Requirements:
Count every line in the entries that contains "Fish". Report that count alone.

── Data lines

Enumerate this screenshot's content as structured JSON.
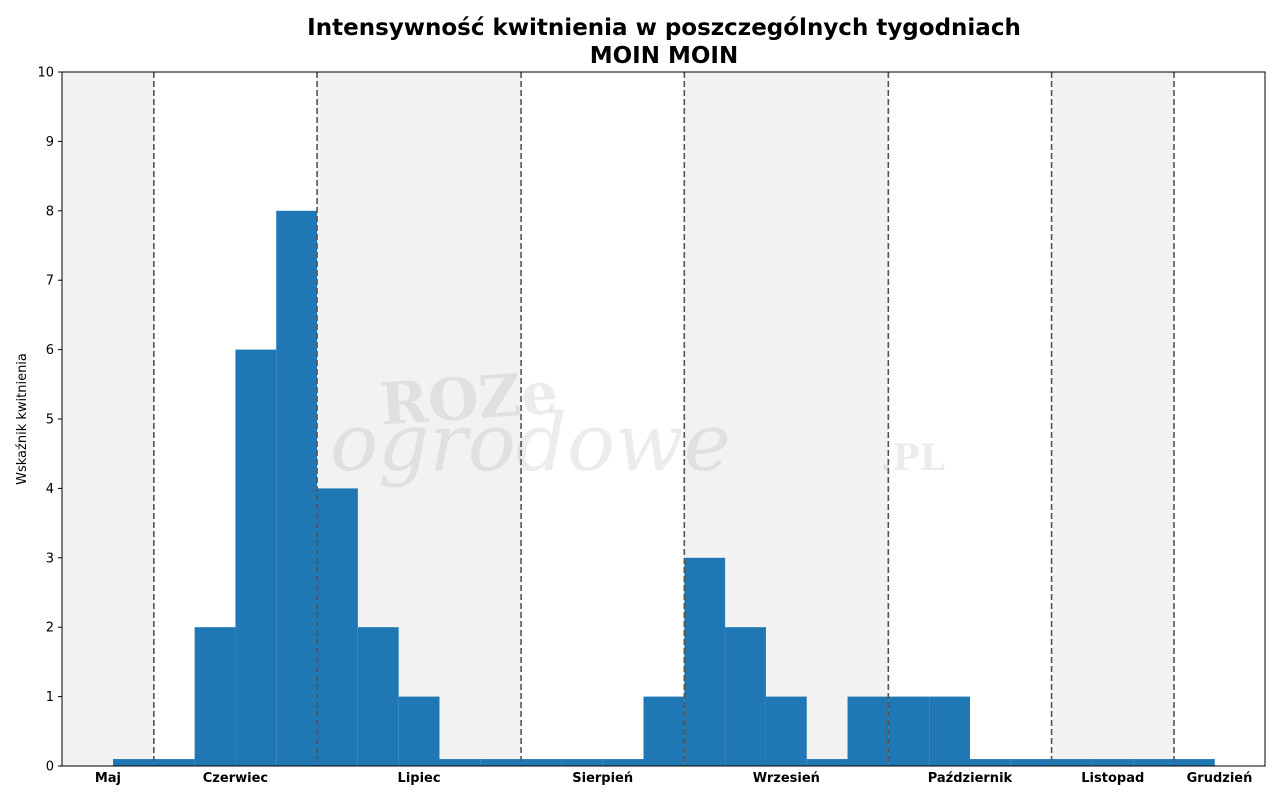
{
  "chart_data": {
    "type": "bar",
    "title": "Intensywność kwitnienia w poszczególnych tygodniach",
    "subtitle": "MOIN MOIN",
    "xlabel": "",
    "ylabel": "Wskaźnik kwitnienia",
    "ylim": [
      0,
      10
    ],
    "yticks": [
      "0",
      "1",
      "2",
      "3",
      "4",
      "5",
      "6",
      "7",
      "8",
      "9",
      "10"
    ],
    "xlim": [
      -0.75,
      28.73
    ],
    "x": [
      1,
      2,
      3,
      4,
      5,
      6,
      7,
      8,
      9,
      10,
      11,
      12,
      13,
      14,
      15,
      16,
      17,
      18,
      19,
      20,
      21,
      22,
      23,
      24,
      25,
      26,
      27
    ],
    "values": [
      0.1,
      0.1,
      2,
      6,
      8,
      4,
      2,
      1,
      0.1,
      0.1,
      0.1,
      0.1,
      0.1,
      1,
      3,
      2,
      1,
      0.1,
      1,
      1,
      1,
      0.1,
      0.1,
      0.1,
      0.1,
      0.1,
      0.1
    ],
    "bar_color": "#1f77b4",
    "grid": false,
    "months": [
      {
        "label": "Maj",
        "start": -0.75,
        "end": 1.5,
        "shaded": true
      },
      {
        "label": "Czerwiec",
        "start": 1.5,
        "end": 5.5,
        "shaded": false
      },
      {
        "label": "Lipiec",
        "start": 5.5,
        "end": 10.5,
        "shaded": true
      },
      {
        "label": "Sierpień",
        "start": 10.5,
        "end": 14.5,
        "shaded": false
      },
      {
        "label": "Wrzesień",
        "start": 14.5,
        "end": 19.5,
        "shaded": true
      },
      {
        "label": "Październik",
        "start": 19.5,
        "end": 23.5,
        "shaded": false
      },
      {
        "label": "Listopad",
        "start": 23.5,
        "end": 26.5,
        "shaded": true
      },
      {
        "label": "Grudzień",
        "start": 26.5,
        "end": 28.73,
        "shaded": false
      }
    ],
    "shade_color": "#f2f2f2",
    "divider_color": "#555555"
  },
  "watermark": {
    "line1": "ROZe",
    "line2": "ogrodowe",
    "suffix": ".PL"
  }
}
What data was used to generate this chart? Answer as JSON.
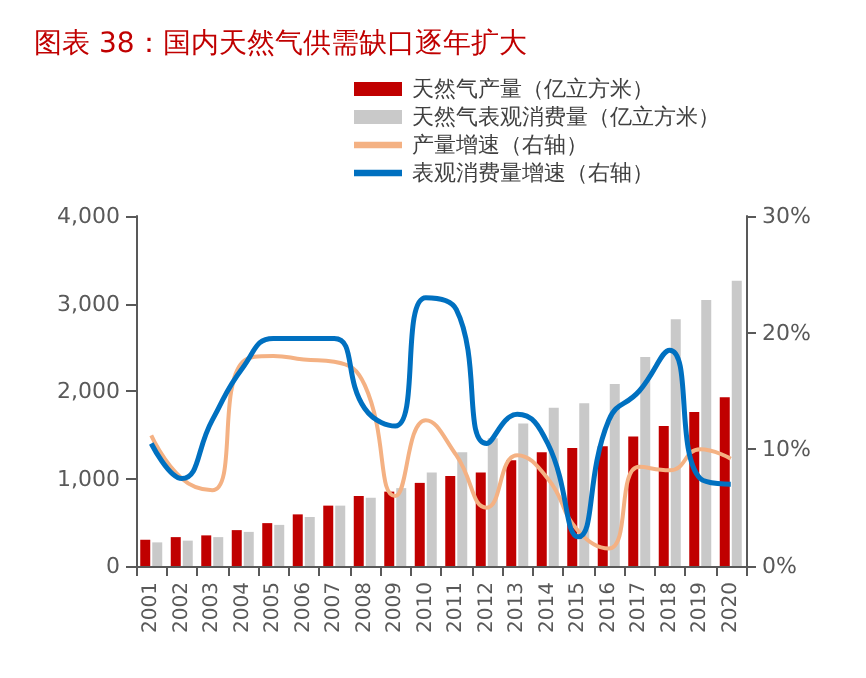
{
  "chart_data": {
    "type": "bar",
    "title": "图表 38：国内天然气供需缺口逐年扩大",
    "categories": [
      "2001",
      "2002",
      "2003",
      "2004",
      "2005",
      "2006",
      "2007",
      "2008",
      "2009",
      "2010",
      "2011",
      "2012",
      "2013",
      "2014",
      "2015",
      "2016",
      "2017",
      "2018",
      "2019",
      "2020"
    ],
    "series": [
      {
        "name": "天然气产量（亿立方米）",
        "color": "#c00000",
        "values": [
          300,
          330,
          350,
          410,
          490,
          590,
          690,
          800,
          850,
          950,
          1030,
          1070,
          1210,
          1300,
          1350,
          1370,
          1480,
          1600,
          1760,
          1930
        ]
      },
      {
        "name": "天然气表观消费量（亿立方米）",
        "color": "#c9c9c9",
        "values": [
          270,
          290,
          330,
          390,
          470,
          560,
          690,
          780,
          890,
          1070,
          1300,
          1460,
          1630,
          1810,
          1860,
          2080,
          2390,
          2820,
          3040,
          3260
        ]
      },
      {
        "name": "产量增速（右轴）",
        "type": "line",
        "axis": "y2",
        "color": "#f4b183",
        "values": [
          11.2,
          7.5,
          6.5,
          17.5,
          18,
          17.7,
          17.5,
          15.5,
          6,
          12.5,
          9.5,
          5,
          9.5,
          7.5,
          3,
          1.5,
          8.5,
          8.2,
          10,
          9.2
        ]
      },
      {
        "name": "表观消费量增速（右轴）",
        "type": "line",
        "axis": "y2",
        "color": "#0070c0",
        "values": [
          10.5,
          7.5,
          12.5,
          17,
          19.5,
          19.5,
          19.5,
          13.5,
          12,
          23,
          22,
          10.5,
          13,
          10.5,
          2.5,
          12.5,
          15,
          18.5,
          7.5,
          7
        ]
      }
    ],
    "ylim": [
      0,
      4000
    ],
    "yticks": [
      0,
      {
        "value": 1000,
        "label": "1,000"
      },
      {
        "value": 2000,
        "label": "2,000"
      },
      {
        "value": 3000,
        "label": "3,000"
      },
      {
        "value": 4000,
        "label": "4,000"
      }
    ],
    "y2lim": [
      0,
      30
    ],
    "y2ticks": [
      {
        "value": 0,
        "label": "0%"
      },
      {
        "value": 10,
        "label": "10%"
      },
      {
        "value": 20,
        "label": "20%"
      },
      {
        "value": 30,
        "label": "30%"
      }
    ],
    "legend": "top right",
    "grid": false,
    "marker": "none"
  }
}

────
── Data lines

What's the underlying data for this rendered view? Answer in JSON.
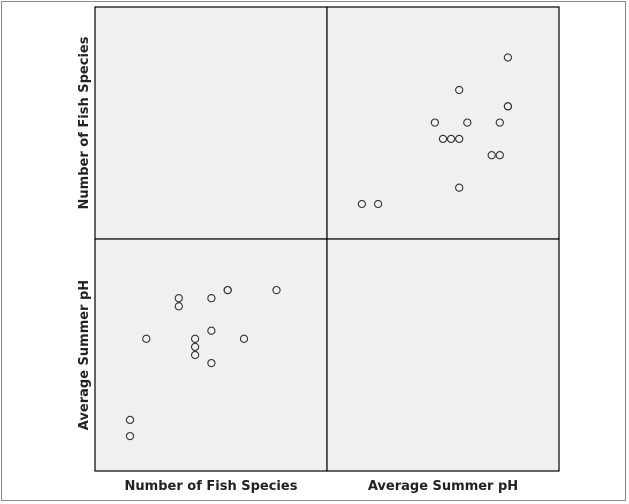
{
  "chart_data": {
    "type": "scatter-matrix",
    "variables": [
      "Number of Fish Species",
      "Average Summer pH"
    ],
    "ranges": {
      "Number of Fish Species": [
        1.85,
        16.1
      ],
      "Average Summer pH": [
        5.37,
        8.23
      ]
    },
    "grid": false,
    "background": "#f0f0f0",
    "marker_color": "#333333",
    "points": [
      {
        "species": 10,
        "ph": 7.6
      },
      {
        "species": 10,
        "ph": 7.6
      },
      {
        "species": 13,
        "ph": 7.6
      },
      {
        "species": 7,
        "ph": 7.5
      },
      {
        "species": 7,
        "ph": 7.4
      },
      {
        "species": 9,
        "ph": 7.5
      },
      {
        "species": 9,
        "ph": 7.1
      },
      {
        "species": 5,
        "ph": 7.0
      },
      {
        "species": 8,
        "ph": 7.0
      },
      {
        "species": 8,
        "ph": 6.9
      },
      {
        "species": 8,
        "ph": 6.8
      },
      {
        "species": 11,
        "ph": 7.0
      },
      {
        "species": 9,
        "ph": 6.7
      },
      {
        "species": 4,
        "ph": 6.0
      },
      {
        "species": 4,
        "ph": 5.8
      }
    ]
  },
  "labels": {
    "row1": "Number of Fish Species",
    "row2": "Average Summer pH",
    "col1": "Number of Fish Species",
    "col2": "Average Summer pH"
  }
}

────

Exercise result:
4